▸ **SOURCE TEXT**:
++++++++

Beloved took me to see Rachel Maddow speak at the Uptown Theater yesterday in support of Maddow's new book Drift: The Unmooring Of American Military Power.
Hell, I'm reasonably impressed when someone can regularly speak in full, well-composed sentences using a halfway decent vocabulary. Maddow speaks in full, well-composed paragraphs. Seriously, she can extemporize for several minutes on issues of profound complexity without a single "um" or "uh." Amazing.
Oddly enough, she claimed to find writing painful.
Maybe she should "write" by free-associating into a recorder, and let somebody else type it up. That unedited transcript would probably be better composed than most of today's polemics that have no doubt been tortured by multiple drafts, then rigorously edited for publication.
Anyway, one of the extraordinary points Maddow made was military contracting (in the form of private businesses performing all the military's support functions, e.g. building roads, peeling potatoes, washing uniforms, etc.) was sold to Congress and the Brass under little more than faith in the conservative dogma that the private sector can always do everything cheaper than the government.
This, of course, is almost never the case.
It's a super-complicated issue that's difficult to comprehend by laypeople and factotums ignorant of the finer points of business enterprise and management, but it has to do with the fact (and, dear reader, please do try to keep up here) that private companies always add costs to everything for the purpose of making what is known among the business cognoscenti as "profits."
I know! Like Congress, it's probably the first you've heard of this "profits" term, too. Amirite? Anyway, I would make the point that these "profits" are ultimately the reason why the government should not be run like a business, and also why it's safe to assume that anyone who believes otherwise is an intellectually facile dumbass.
But I digress.
Maddow then went on to say that waaaay back in 2007, Barack Obama and Hillary Clinton both campaigned for the presidency on getting rid of these sorts of military contractors. Having been stricken by the amnesia that is commonly the side-effect of extraordinary power, in the ensuing years, neither President Obama nor Secretary Clinton has demonstrated the slightest interest in even discussing the critical national security question of whether the United States government should remain dependent on private contractors to the extent that some private company might actually be able to decide whether or not the US military could logistically wage a war. And obviously, no Republican has any interest in revisiting the issue, since this cock-up was their brainchild. I've certainly never heard a Republican acknowledge this might be a problem.

++++++++

▸ **EXTRACTED RECORDS**:
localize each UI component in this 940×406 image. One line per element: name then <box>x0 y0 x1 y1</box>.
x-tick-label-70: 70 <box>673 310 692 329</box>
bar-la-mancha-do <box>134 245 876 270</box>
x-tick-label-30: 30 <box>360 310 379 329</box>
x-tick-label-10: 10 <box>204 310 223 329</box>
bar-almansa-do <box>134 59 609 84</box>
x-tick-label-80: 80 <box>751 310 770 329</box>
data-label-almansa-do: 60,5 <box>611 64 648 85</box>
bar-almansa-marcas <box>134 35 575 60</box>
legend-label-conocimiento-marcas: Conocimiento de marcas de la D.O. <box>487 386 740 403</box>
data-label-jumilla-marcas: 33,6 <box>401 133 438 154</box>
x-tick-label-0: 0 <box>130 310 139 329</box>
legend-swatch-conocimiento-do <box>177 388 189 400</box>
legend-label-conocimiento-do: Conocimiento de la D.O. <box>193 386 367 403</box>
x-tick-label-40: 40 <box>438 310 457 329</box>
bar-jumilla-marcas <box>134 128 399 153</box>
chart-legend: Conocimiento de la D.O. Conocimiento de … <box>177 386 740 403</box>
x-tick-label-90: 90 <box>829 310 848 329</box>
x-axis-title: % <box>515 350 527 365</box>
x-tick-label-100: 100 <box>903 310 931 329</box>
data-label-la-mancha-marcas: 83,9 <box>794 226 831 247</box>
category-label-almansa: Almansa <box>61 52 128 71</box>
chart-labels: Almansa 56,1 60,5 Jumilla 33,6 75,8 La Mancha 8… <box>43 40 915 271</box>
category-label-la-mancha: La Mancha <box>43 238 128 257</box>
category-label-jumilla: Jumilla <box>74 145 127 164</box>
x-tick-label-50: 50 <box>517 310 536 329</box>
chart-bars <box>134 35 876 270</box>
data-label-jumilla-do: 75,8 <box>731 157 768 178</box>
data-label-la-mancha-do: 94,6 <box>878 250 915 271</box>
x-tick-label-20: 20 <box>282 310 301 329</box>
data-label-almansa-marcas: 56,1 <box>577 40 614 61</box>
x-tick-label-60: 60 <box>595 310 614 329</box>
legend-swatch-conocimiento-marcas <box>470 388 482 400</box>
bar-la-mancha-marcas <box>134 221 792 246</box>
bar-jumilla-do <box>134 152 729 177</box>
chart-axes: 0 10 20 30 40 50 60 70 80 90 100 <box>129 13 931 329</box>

++++++++

▸ **TASK SET**:
1) Answer these questions about the post on Rachel Maddow's talk, one line each:
(a) At what venue did Maddow speak?
(b) What did Maddow claim to find painful?
(c) In what year did Barack Obama and Hillary Clinton campaign on getting rid of military contractors?
2) Reproduce the part of the post about Rachel Maddow's talk that starts with "Beloved took me" and goes on through "edited for publication.".

▸ **PER-TASK OUTPUTS**:
1)
(a) The Uptown Theater
(b) Writing
(c) 2007

2)
Beloved took me to see Rachel Maddow speak at the Uptown Theater yesterday in support of Maddow's new book Drift: The Unmooring Of American Military Power.
Hell, I'm reasonably impressed when someone can regularly speak in full, well-composed sentences using a halfway decent vocabulary. Maddow speaks in full, well-composed paragraphs. Seriously, she can extemporize for several minutes on issues of profound complexity without a single "um" or "uh." Amazing.
Oddly enough, she claimed to find writing painful.
Maybe she should "write" by free-associating into a recorder, and let somebody else type it up. That unedited transcript would probably be better composed than most of today's polemics that have no doubt been tortured by multiple drafts, then rigorously edited for publication.